_YOUR OBJECTIVE_
All the entries need to be quoted exactly, apart from the pictures, which you should drop.

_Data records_
****
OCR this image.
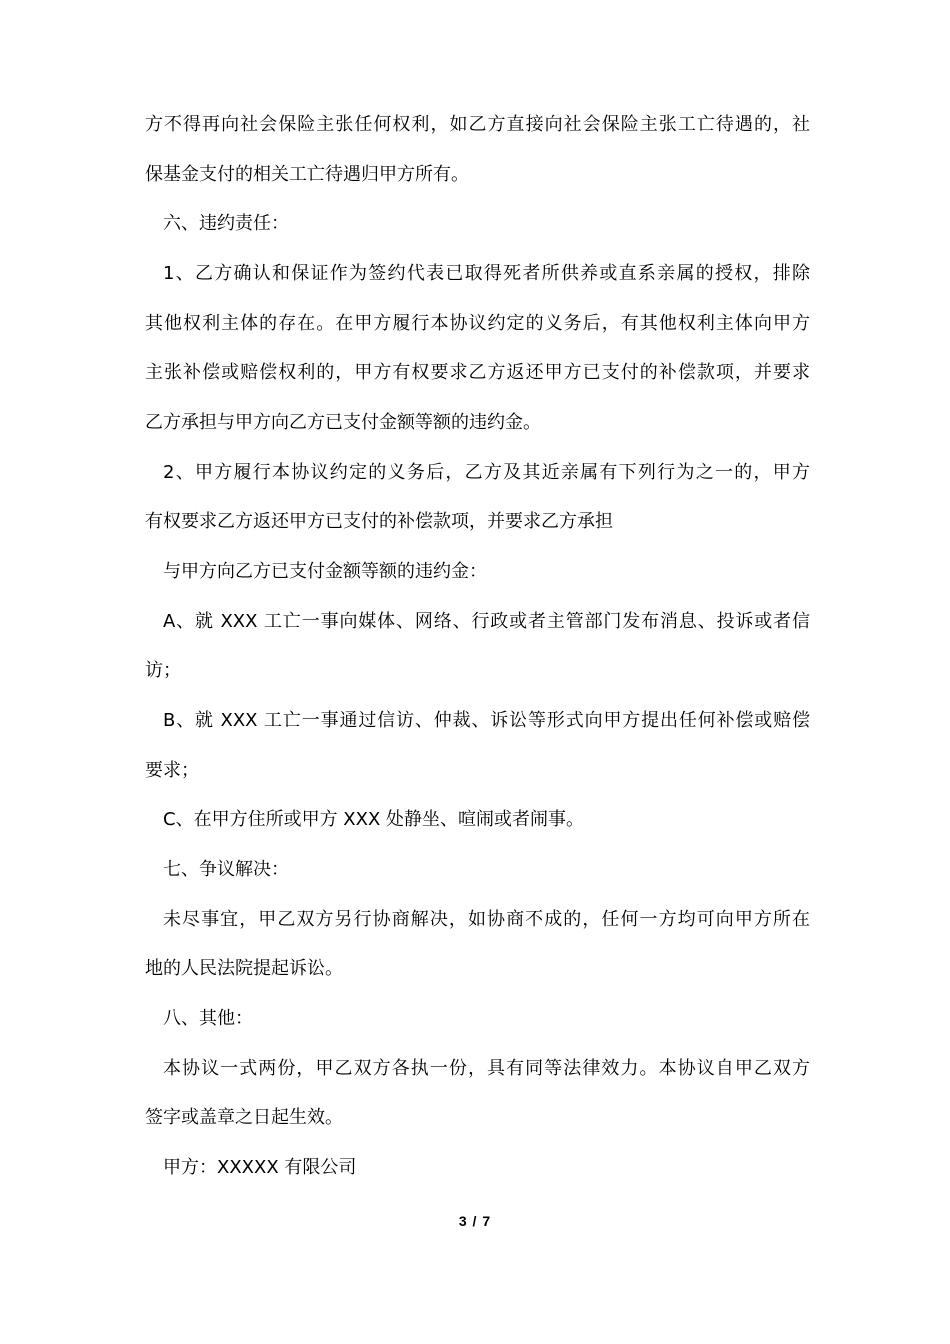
方不得再向社会保险主张任何权利，如乙方直接向社会保险主张工亡待遇的，社
保基金支付的相关工亡待遇归甲方所有。
六、违约责任：
1、乙方确认和保证作为签约代表已取得死者所供养或直系亲属的授权，排除
其他权利主体的存在。在甲方履行本协议约定的义务后，有其他权利主体向甲方
主张补偿或赔偿权利的，甲方有权要求乙方返还甲方已支付的补偿款项，并要求
乙方承担与甲方向乙方已支付金额等额的违约金。
2、甲方履行本协议约定的义务后，乙方及其近亲属有下列行为之一的，甲方
有权要求乙方返还甲方已支付的补偿款项，并要求乙方承担
与甲方向乙方已支付金额等额的违约金：
A、就 XXX 工亡一事向媒体、网络、行政或者主管部门发布消息、投诉或者信
访；
B、就 XXX 工亡一事通过信访、仲裁、诉讼等形式向甲方提出任何补偿或赔偿
要求；
C、在甲方住所或甲方 XXX 处静坐、喧闹或者闹事。
七、争议解决：
未尽事宜，甲乙双方另行协商解决，如协商不成的，任何一方均可向甲方所在
地的人民法院提起诉讼。
八、其他：
本协议一式两份，甲乙双方各执一份，具有同等法律效力。本协议自甲乙双方
签字或盖章之日起生效。
甲方：XXXXX 有限公司
3 / 7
****
_CORRECT ANSWER_
OCR this image.
方不得再向社会保险主张任何权利，如乙方直接向社会保险主张工亡待遇的，社
保基金支付的相关工亡待遇归甲方所有。
六、违约责任：
1、乙方确认和保证作为签约代表已取得死者所供养或直系亲属的授权，排除
其他权利主体的存在。在甲方履行本协议约定的义务后，有其他权利主体向甲方
主张补偿或赔偿权利的，甲方有权要求乙方返还甲方已支付的补偿款项，并要求
乙方承担与甲方向乙方已支付金额等额的违约金。
2、甲方履行本协议约定的义务后，乙方及其近亲属有下列行为之一的，甲方
有权要求乙方返还甲方已支付的补偿款项，并要求乙方承担
与甲方向乙方已支付金额等额的违约金：
A、就 XXX 工亡一事向媒体、网络、行政或者主管部门发布消息、投诉或者信
访；
B、就 XXX 工亡一事通过信访、仲裁、诉讼等形式向甲方提出任何补偿或赔偿
要求；
C、在甲方住所或甲方 XXX 处静坐、喧闹或者闹事。
七、争议解决：
未尽事宜，甲乙双方另行协商解决，如协商不成的，任何一方均可向甲方所在
地的人民法院提起诉讼。
八、其他：
本协议一式两份，甲乙双方各执一份，具有同等法律效力。本协议自甲乙双方
签字或盖章之日起生效。
甲方：XXXXX 有限公司
3 / 7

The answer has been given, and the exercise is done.